Dataset records
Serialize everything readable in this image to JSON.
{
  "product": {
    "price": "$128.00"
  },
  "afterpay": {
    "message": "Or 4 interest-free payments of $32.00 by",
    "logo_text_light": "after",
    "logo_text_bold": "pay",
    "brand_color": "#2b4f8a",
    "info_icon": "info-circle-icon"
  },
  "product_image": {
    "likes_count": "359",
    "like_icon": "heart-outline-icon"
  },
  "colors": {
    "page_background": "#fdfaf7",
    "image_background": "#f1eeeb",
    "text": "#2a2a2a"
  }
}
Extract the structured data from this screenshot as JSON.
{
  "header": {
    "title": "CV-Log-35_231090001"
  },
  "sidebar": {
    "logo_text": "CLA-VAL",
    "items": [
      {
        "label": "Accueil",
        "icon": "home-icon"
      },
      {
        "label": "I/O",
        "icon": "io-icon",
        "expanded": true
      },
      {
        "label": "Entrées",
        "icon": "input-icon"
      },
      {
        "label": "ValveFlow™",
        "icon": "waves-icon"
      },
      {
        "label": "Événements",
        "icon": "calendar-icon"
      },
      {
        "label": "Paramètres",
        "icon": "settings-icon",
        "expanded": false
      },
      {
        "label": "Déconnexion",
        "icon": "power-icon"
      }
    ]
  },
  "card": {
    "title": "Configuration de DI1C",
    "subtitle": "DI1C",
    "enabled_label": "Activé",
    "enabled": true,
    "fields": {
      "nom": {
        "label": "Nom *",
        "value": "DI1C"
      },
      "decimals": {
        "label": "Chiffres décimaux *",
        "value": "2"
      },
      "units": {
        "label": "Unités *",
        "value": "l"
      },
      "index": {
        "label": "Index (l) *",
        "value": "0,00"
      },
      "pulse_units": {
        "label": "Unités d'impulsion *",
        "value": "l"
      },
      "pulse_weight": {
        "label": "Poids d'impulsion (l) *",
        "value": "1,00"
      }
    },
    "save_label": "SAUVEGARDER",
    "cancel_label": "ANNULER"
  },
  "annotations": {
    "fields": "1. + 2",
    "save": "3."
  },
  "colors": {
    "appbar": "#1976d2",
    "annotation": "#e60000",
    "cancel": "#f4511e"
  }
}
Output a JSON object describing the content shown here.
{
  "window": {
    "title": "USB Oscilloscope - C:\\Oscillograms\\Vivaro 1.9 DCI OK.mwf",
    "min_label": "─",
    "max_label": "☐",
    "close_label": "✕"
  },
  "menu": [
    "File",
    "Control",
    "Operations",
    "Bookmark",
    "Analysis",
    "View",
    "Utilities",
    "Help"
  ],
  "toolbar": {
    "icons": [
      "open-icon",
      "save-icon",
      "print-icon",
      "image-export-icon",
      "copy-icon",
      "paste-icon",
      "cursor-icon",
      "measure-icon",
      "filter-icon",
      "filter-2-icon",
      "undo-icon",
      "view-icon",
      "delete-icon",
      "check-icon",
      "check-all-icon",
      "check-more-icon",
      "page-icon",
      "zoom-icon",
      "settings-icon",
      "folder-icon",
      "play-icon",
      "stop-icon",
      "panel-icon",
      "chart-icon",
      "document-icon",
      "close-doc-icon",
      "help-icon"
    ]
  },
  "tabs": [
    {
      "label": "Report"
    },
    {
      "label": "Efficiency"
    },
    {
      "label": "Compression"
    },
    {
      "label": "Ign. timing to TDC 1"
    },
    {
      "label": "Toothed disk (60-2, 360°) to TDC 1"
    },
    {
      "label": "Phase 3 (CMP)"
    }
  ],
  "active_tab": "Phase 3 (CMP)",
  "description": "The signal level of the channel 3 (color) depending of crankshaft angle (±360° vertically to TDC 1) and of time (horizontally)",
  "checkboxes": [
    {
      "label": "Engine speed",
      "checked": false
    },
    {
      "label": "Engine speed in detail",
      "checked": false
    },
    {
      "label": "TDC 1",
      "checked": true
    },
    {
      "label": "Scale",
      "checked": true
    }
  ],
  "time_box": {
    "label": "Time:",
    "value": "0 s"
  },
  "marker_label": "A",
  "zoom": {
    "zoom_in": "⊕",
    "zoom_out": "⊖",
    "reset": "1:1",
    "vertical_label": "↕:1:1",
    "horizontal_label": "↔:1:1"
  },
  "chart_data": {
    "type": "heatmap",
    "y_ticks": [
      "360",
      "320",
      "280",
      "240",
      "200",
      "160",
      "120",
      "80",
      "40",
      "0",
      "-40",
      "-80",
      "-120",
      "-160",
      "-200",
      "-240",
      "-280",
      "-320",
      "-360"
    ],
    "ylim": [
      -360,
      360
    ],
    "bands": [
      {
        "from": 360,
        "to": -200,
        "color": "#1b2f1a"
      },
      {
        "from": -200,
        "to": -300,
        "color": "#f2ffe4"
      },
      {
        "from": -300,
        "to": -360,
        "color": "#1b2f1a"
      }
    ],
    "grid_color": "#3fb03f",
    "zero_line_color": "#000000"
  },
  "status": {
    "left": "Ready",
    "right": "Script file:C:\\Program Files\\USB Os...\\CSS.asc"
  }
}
...
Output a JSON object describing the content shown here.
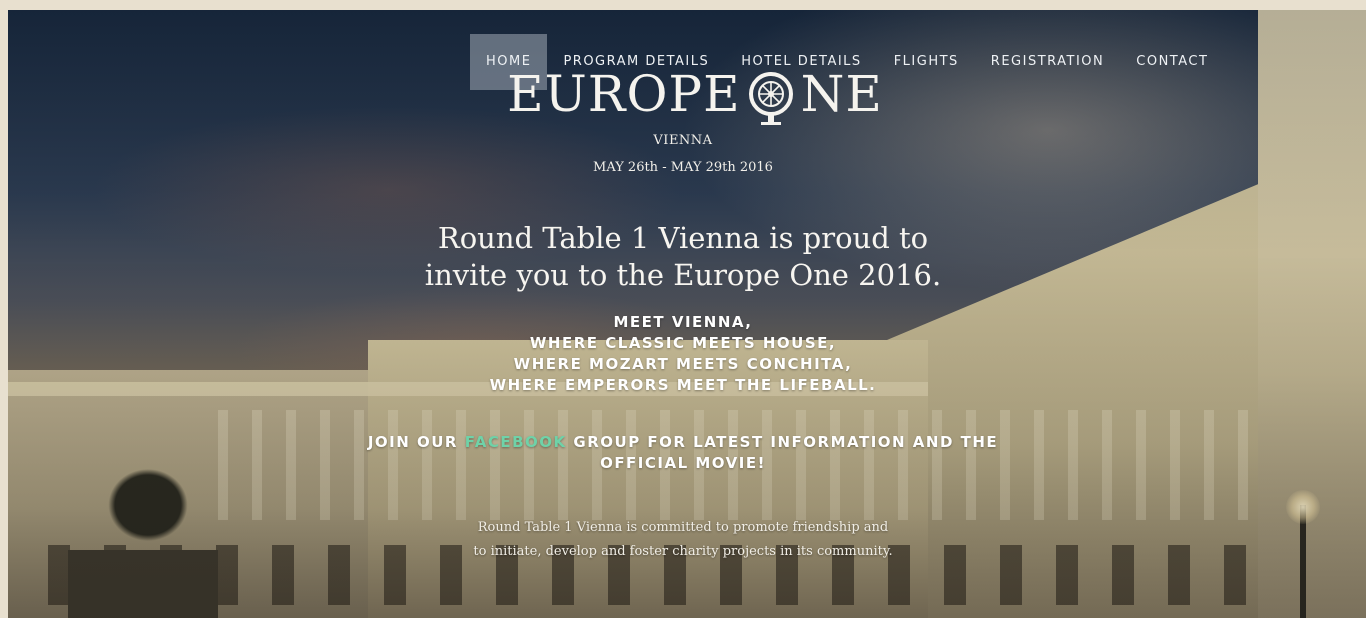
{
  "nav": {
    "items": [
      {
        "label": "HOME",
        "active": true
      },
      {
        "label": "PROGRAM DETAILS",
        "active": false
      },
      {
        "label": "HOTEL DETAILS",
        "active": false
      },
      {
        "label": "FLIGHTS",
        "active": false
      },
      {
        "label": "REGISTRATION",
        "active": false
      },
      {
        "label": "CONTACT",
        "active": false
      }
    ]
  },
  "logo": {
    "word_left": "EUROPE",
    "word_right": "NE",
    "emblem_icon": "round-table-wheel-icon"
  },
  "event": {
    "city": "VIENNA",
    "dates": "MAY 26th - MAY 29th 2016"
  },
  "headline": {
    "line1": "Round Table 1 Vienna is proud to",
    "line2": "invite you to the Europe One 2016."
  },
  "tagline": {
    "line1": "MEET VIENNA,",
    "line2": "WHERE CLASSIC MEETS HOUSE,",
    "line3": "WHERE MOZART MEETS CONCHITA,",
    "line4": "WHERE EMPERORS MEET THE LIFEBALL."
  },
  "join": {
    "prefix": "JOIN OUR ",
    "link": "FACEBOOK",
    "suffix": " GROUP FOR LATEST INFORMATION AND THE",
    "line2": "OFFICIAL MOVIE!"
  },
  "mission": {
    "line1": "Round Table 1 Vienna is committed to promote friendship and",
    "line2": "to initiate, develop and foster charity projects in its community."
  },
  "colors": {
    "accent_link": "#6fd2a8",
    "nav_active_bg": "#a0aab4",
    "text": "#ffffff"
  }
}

• [DIRECTIVE]: Pull out all lines containing "speed".

• [RESULT]:
      "label": "Engine speed",
      "label": "Engine speed in detail",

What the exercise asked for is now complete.